> [WHAT TO WORK ON] Pick out every line of the entries below where "tinggi" occurs, and copy those lines.

Data extracted from a collection:
--- start ---

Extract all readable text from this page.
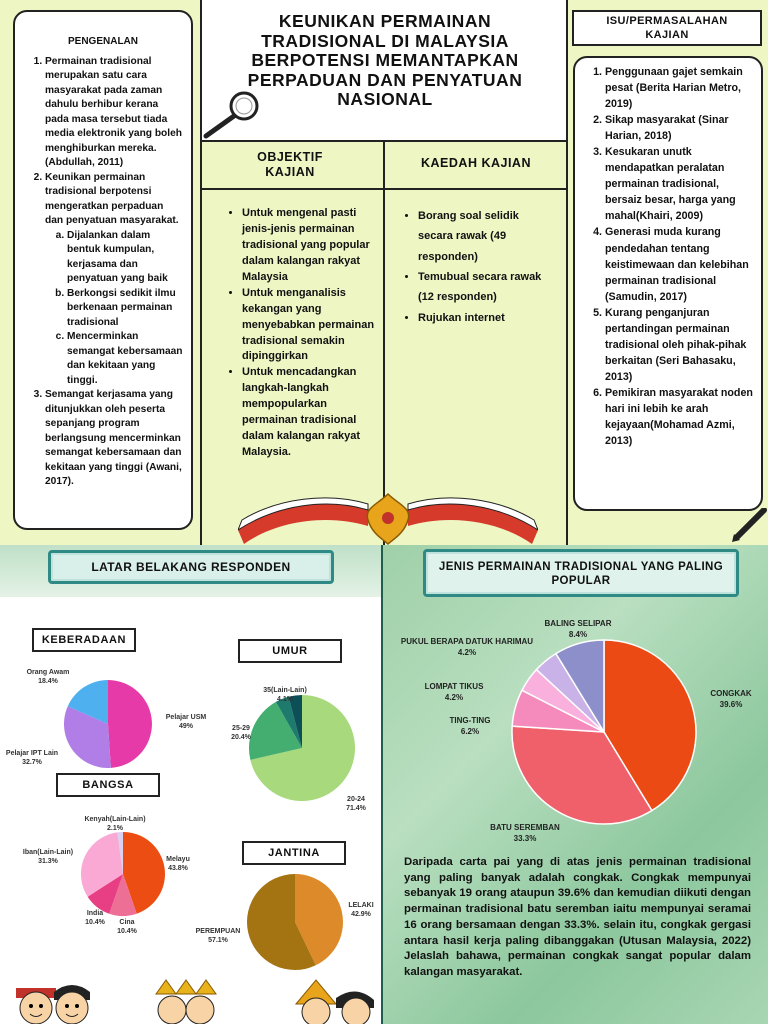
KEUNIKAN PERMAINAN
TRADISIONAL DI MALAYSIA
BERPOTENSI MEMANTAPKAN
PERPADUAN DAN PENYATUAN
NASIONAL
PENGENALAN
1. Permainan tradisional merupakan satu cara masyarakat pada zaman dahulu berhibur kerana pada masa tersebut tiada media elektronik yang boleh menghiburkan mereka. (Abdullah, 2011)
2. Keunikan permainan tradisional berpotensi mengeratkan perpaduan dan penyatuan masyarakat.
a. Dijalankan dalam bentuk kumpulan, kerjasama dan penyatuan yang baik
b. Berkongsi sedikit ilmu berkenaan permainan tradisional
c. Mencerminkan semangat kebersamaan dan kekitaan yang tinggi.
3. Semangat kerjasama yang ditunjukkan oleh peserta sepanjang program berlangsung mencerminkan semangat kebersamaan dan kekitaan yang tinggi (Awani, 2017).
OBJEKTIF
KAJIAN
• Untuk mengenal pasti jenis-jenis permainan tradisional yang popular dalam kalangan rakyat Malaysia
• Untuk menganalisis kekangan yang menyebabkan permainan tradisional semakin dipinggirkan
• Untuk mencadangkan langkah-langkah mempopularkan permainan tradisional dalam kalangan rakyat Malaysia.
KAEDAH KAJIAN
• Borang soal selidik secara rawak (49 responden)
• Temubual secara rawak (12 responden)
• Rujukan internet
ISU/PERMASALAHAN
KAJIAN
1. Penggunaan gajet semkain pesat (Berita Harian Metro, 2019)
2. Sikap masyarakat (Sinar Harian, 2018)
3. Kesukaran unutk mendapatkan peralatan permainan tradisional, bersaiz besar, harga yang mahal(Khairi, 2009)
4. Generasi muda kurang pendedahan tentang keistimewaan dan kelebihan permainan tradisional (Samudin, 2017)
5. Kurang penganjuran pertandingan permainan tradisional oleh pihak-pihak berkaitan (Seri Bahasaku, 2013)
6. Pemikiran masyarakat noden hari ini lebih ke arah kejayaan(Mohamad Azmi, 2013)
LATAR BELAKANG RESPONDEN
KEBERADAAN
UMUR
BANGSA
JANTINA
Orang Awam
18.4%
Pelajar USM
49%
Pelajar IPT Lain
32.7%
35(Lain-Lain)
4.1%
25-29
20.4%
20-24
71.4%
Kenyah(Lain-Lain)
2.1%
Iban(Lain-Lain)
31.3%	Melayu
43.8%
India
10.4%	Cina
10.4%
LELAKI
42.9%
PEREMPUAN
57.1%
JENIS PERMAINAN TRADISIONAL YANG PALING
POPULAR
BALING SELIPAR
8.4%
PUKUL BERAPA DATUK HARIMAU
4.2%
LOMPAT TIKUS
4.2%
TING-TING
6.2%
CONGKAK
39.6%
BATU SEREMBAN
33.3%

Daripada carta pai yang di atas jenis permainan tradisional yang paling banyak adalah congkak. Congkak mempunyai sebanyak 19 orang ataupun 39.6% dan kemudian diikuti dengan permainan tradisional batu seremban iaitu mempunyai seramai 16 orang bersamaan dengan 33.3%. selain itu, congkak gergasi antara hasil kerja paling dibanggakan (Utusan Malaysia, 2022) Jelaslah bahawa, permainan congkak sangat popular dalam kalangan masyarakat.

--- end ---

> [THE SOLUTION]
c. Mencerminkan semangat kebersamaan dan kekitaan yang tinggi.
3. Semangat kerjasama yang ditunjukkan oleh peserta sepanjang program berlangsung mencerminkan semangat kebersamaan dan kekitaan yang tinggi (Awani, 2017).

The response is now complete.